What is asked — Using the data below, copy every line that contains the word "SootUp".

The data —

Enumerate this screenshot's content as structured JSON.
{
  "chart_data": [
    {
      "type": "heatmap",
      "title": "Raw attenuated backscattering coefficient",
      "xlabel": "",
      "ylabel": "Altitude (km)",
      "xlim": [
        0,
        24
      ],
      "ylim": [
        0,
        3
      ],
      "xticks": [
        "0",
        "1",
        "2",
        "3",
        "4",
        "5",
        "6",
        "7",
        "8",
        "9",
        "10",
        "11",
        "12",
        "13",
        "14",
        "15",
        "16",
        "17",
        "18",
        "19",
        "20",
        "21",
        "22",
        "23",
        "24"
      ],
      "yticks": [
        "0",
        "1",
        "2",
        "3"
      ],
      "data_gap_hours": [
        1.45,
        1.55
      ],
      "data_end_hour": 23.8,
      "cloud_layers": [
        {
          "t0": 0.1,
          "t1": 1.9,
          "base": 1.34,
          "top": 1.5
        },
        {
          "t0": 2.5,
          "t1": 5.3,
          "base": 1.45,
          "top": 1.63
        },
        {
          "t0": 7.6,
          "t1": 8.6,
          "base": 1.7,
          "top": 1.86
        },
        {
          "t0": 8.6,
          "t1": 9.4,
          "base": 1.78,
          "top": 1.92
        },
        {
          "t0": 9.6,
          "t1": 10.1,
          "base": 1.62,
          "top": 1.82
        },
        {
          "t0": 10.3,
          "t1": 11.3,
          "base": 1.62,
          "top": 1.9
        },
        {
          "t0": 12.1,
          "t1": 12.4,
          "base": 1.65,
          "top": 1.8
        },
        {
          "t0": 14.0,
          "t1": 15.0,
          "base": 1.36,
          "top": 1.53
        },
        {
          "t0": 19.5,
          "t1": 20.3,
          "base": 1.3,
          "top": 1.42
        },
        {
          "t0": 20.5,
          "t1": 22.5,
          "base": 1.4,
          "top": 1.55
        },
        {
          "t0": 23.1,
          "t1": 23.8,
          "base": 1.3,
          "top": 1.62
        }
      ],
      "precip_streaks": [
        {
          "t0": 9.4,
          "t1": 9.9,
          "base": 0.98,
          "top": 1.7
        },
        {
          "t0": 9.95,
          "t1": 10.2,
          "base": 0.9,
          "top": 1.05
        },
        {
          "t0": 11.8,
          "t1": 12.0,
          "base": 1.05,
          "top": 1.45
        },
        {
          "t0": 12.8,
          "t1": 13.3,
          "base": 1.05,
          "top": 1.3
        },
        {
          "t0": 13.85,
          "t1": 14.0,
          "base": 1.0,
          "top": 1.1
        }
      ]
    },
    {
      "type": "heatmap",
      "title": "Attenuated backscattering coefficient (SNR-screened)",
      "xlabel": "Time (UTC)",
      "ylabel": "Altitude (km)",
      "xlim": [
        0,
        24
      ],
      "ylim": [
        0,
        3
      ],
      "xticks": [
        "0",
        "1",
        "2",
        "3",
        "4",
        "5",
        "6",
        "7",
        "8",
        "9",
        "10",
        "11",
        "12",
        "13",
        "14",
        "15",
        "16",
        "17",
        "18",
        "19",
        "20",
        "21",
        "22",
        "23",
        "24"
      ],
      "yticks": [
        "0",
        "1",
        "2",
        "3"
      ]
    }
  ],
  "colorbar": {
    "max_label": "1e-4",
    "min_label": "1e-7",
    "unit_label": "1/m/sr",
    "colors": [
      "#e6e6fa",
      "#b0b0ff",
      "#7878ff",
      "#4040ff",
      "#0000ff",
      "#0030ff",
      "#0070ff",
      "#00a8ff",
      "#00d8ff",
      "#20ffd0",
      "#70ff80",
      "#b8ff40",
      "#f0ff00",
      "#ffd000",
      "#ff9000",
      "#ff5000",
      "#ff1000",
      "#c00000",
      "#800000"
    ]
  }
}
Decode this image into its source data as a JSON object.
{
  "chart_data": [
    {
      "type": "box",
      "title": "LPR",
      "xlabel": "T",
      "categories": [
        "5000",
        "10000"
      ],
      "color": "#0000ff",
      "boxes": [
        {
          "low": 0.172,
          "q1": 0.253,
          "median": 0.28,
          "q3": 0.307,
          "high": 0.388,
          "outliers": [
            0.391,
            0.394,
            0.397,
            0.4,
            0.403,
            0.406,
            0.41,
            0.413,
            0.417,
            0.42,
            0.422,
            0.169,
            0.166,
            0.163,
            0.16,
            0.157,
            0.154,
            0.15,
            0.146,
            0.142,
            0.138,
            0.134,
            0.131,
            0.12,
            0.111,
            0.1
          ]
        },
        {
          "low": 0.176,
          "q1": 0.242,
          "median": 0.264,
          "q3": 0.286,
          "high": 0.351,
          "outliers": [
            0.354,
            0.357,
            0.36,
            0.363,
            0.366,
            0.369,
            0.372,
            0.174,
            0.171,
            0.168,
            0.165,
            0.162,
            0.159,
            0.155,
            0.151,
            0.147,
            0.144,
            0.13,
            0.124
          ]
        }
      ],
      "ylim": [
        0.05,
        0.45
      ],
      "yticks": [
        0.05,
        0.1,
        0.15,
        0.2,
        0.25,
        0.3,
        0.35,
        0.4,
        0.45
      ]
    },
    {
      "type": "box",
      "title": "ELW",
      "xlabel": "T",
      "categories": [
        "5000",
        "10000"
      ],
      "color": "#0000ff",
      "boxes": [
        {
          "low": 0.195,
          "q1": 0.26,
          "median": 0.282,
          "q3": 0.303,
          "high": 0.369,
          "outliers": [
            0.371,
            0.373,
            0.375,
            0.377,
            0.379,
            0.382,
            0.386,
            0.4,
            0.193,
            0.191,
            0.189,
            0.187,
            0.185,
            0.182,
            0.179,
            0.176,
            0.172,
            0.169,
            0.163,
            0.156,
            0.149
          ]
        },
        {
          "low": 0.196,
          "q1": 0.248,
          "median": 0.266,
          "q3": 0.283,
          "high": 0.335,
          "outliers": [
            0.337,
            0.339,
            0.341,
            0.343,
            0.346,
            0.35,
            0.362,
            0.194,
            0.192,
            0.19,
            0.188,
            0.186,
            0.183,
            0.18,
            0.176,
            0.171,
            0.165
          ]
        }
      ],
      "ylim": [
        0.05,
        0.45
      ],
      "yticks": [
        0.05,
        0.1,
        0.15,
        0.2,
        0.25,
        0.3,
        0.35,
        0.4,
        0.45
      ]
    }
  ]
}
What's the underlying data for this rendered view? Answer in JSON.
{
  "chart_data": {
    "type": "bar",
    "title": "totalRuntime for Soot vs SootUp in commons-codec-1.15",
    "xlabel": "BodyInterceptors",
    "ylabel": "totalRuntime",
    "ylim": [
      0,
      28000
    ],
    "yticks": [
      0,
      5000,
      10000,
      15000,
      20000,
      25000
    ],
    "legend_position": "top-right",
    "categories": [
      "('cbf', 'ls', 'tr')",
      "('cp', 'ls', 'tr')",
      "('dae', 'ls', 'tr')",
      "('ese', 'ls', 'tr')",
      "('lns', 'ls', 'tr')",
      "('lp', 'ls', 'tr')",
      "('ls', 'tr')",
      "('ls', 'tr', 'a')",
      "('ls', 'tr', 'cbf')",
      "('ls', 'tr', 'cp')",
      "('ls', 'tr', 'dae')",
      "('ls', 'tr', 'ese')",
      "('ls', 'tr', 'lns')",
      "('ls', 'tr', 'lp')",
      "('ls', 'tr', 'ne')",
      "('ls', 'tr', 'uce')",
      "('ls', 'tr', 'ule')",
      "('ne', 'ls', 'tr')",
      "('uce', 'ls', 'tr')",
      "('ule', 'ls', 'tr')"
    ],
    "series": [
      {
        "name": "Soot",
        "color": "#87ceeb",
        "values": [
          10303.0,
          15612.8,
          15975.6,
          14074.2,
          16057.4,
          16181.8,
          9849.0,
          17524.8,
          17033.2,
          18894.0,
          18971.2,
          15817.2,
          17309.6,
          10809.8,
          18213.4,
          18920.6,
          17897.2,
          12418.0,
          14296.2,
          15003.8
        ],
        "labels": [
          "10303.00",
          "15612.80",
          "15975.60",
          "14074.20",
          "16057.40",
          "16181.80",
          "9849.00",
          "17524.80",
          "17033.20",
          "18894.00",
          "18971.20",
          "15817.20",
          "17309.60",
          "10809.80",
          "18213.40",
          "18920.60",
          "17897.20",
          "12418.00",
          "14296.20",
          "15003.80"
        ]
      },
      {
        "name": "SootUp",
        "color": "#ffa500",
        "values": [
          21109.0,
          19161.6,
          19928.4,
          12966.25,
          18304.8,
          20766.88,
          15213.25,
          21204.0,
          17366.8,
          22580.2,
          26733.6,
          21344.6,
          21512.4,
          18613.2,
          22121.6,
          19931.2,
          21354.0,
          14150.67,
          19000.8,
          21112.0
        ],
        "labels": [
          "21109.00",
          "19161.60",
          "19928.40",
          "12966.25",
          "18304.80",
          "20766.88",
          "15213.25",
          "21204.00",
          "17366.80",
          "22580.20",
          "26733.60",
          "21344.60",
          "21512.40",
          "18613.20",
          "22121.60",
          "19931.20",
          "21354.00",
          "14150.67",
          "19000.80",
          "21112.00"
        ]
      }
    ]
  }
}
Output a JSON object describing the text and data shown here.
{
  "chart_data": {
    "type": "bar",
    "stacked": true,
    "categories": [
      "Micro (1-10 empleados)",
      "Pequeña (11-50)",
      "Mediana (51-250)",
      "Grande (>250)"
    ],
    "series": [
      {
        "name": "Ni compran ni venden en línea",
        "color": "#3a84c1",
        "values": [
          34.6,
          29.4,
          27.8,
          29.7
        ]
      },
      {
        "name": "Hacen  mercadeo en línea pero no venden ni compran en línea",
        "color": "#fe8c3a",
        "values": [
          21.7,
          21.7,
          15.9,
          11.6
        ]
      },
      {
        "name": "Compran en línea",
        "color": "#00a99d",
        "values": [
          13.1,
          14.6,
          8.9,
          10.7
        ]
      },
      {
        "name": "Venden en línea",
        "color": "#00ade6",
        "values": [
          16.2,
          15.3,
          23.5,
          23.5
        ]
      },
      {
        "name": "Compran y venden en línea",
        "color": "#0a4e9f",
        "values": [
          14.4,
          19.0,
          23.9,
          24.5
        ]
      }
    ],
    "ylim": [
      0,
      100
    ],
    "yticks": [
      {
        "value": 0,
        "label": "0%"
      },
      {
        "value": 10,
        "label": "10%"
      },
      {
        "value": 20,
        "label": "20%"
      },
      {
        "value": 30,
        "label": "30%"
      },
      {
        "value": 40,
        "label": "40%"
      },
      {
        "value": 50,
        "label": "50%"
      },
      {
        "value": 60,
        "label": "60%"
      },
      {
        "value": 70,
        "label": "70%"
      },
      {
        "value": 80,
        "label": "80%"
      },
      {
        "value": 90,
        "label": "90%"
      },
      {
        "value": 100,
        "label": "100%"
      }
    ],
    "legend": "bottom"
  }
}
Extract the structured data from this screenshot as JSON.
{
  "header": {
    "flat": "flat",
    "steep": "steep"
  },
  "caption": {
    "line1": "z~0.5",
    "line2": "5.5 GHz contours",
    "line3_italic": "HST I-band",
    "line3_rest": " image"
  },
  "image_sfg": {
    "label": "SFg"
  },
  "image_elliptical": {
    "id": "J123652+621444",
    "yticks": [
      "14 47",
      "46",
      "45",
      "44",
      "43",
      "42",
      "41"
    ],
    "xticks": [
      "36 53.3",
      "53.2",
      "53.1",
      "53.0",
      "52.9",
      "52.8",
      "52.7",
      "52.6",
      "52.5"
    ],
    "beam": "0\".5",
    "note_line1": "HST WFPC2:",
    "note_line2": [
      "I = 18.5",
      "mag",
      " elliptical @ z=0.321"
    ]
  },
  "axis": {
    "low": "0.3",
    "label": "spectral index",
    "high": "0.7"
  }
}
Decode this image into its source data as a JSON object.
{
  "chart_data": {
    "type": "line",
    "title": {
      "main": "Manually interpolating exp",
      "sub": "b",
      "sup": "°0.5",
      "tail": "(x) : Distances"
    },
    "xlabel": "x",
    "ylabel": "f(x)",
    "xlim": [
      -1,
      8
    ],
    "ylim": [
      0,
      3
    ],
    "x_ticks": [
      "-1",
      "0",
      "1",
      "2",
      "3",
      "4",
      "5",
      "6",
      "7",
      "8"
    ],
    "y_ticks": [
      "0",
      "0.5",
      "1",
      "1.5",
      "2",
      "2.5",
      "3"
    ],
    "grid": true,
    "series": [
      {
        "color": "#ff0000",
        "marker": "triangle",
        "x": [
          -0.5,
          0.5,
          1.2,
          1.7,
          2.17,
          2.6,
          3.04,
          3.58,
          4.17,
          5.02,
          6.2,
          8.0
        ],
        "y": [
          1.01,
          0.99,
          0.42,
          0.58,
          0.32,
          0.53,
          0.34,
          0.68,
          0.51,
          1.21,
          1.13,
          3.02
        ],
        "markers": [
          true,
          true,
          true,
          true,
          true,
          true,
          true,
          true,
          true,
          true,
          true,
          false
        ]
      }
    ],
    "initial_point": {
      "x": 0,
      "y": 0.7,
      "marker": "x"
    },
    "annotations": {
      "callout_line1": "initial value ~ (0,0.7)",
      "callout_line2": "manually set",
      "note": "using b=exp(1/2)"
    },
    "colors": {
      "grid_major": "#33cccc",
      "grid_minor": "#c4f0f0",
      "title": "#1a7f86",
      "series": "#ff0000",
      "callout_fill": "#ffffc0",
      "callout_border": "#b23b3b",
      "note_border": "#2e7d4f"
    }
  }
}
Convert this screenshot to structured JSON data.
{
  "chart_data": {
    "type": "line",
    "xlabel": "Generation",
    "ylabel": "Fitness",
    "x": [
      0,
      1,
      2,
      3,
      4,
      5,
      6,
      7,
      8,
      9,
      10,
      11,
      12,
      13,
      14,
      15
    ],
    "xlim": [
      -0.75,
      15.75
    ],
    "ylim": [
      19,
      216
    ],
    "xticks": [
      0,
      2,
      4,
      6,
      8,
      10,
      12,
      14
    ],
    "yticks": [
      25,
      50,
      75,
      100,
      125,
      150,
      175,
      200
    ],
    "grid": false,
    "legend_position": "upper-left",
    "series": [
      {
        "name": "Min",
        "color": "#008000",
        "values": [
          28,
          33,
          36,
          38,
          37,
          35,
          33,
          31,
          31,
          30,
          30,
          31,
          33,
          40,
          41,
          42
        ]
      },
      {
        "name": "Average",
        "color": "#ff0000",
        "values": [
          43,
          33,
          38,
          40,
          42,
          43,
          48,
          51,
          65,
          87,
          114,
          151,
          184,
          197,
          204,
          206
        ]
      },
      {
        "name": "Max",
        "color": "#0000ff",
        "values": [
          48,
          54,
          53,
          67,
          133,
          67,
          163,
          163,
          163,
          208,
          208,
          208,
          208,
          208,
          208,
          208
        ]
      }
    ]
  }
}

Written answer —
    "title": "totalRuntime for Soot vs SootUp in commons-codec-1.15",
        "name": "SootUp",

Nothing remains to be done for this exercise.